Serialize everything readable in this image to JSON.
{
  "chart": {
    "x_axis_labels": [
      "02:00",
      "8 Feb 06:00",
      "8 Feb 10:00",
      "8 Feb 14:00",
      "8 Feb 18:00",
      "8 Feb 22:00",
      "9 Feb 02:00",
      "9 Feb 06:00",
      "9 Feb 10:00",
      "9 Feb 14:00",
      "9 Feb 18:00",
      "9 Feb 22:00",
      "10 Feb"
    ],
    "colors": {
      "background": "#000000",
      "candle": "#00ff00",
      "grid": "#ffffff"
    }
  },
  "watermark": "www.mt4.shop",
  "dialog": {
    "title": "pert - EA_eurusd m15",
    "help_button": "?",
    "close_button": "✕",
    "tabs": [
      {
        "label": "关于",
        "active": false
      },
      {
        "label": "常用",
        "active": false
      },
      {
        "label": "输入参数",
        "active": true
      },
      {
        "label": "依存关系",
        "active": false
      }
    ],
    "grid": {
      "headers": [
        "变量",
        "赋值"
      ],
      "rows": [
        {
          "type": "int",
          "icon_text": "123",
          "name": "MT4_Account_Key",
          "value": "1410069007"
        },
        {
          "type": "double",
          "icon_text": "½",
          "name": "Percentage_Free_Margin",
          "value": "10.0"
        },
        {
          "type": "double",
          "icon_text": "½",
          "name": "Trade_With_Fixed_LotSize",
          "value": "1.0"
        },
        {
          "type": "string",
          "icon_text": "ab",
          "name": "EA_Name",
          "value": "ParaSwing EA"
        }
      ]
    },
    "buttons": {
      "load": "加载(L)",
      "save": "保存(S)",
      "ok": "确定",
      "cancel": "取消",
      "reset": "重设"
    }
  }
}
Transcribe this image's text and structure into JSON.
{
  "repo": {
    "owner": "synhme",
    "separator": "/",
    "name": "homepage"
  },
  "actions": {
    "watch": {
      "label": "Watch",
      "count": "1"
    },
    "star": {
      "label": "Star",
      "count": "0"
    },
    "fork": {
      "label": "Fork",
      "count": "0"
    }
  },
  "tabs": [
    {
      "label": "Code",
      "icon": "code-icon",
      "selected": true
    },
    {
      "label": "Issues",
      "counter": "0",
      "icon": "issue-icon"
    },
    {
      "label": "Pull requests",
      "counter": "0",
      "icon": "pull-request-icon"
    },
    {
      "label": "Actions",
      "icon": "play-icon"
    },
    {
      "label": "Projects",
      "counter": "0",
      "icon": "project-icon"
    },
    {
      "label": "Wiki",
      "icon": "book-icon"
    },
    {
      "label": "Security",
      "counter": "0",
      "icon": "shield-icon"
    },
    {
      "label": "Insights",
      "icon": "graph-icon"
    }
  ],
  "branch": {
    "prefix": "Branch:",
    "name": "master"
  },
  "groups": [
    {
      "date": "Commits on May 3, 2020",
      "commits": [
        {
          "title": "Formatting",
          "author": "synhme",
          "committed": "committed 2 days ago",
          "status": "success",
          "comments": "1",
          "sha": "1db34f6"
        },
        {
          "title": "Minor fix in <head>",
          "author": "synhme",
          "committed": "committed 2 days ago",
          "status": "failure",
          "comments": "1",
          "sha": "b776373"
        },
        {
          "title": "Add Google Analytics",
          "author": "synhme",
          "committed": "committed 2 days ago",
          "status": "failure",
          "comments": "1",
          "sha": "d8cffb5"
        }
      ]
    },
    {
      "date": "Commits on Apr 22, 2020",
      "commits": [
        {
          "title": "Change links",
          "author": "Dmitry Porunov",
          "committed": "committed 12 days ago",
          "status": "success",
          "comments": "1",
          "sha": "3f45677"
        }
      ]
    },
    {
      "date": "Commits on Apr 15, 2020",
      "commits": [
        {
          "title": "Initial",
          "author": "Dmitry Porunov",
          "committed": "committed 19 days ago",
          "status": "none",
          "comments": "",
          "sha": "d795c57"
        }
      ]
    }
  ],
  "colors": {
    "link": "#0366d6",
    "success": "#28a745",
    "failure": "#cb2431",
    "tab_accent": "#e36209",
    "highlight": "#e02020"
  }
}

——

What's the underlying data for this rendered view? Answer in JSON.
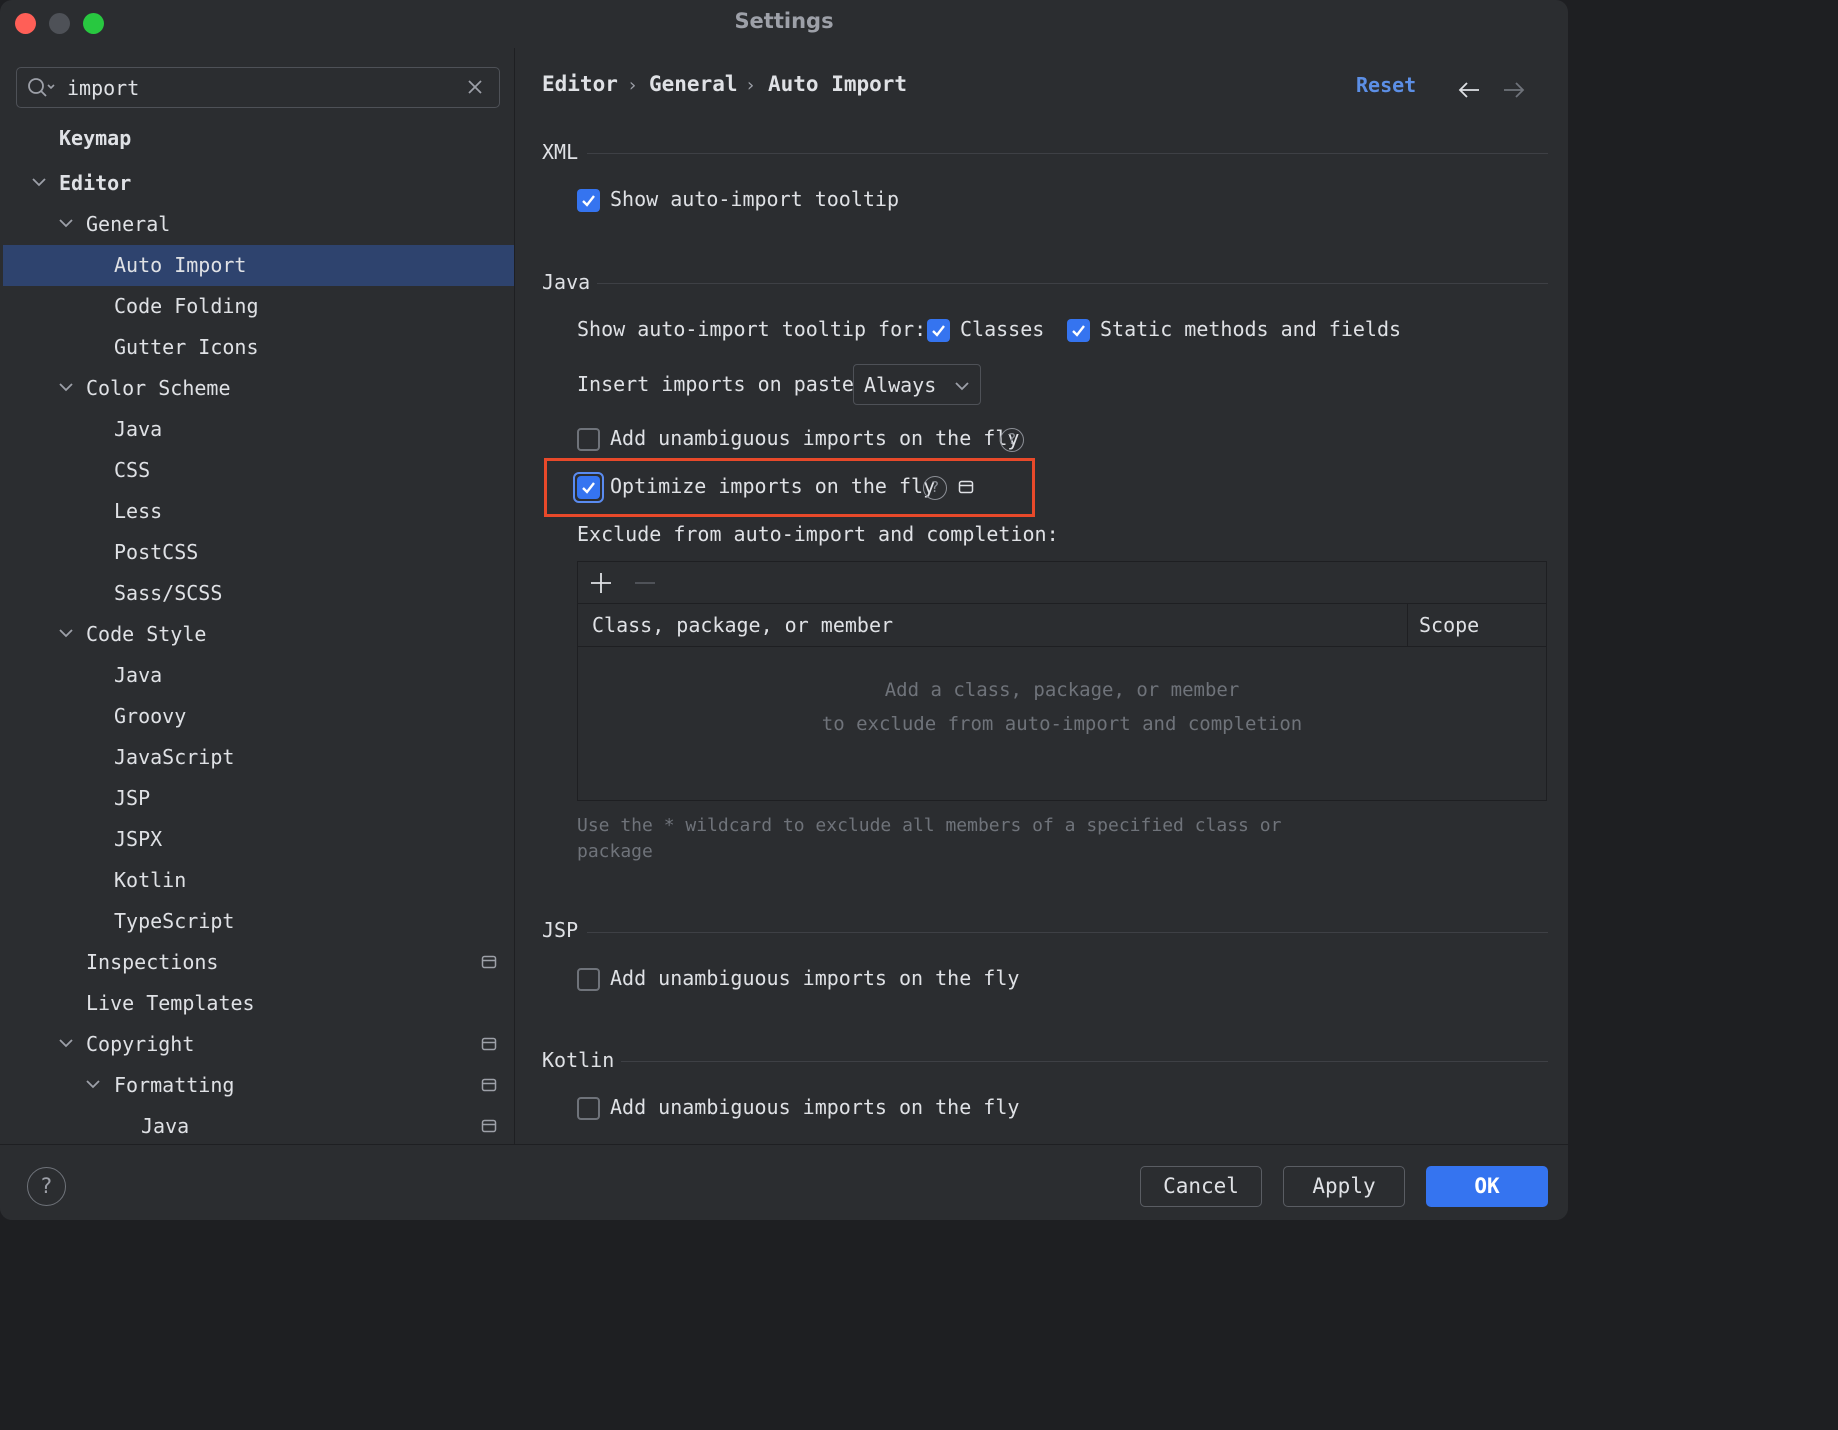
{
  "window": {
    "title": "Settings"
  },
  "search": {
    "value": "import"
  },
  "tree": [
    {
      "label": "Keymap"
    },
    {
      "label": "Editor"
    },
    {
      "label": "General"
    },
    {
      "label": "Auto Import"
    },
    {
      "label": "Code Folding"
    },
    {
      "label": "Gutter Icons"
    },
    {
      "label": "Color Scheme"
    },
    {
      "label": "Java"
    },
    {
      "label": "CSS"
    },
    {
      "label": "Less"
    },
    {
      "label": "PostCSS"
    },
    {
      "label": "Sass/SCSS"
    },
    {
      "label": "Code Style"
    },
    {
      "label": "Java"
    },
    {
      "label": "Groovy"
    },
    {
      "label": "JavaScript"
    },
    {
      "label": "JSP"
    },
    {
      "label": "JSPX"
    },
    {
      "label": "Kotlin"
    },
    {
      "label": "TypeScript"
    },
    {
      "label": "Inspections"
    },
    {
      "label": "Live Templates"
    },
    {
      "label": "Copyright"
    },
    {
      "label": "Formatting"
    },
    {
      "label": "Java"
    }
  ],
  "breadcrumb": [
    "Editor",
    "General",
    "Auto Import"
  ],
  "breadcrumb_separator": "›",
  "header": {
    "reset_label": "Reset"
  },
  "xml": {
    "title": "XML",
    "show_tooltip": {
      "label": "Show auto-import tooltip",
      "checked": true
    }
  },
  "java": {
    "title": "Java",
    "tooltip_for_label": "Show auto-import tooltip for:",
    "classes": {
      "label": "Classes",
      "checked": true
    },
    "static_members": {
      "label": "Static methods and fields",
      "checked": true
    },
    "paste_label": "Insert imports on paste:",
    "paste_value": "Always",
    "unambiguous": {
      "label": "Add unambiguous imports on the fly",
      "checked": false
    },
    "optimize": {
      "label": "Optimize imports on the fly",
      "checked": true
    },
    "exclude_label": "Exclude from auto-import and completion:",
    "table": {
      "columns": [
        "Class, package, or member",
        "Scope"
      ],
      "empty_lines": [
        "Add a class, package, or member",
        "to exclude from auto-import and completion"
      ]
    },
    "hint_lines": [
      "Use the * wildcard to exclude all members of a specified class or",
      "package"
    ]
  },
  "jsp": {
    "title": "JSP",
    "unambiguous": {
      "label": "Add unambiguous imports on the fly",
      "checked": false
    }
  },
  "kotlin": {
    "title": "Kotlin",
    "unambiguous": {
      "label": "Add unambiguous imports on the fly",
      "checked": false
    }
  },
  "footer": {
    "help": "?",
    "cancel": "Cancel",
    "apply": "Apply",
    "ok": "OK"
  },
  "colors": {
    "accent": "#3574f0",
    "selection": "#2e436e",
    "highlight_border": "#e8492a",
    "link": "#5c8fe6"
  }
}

——

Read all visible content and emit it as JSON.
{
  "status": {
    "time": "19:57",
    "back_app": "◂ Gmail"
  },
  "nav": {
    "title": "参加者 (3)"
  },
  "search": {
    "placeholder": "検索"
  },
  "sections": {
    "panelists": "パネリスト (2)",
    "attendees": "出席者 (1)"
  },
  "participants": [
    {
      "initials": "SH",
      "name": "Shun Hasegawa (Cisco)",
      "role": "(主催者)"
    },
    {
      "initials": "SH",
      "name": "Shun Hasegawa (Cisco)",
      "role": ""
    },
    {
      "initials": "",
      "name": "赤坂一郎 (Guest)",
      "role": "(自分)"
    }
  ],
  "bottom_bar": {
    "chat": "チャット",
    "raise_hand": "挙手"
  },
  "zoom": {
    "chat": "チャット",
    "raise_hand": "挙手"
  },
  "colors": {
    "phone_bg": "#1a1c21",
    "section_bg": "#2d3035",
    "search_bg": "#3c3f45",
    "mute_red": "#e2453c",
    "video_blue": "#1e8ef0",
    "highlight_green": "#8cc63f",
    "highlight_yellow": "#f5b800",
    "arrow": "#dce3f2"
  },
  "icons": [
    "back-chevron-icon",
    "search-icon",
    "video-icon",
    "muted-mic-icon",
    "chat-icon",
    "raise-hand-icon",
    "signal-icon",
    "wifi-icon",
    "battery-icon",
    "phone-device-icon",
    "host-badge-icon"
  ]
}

——

## TASK PROMPT
Whichever lines contain the string "date", select and copy them.

## RESULT
      "date": "Commits on May 3, 2020",
      "date": "Commits on Apr 22, 2020",
      "date": "Commits on Apr 15, 2020",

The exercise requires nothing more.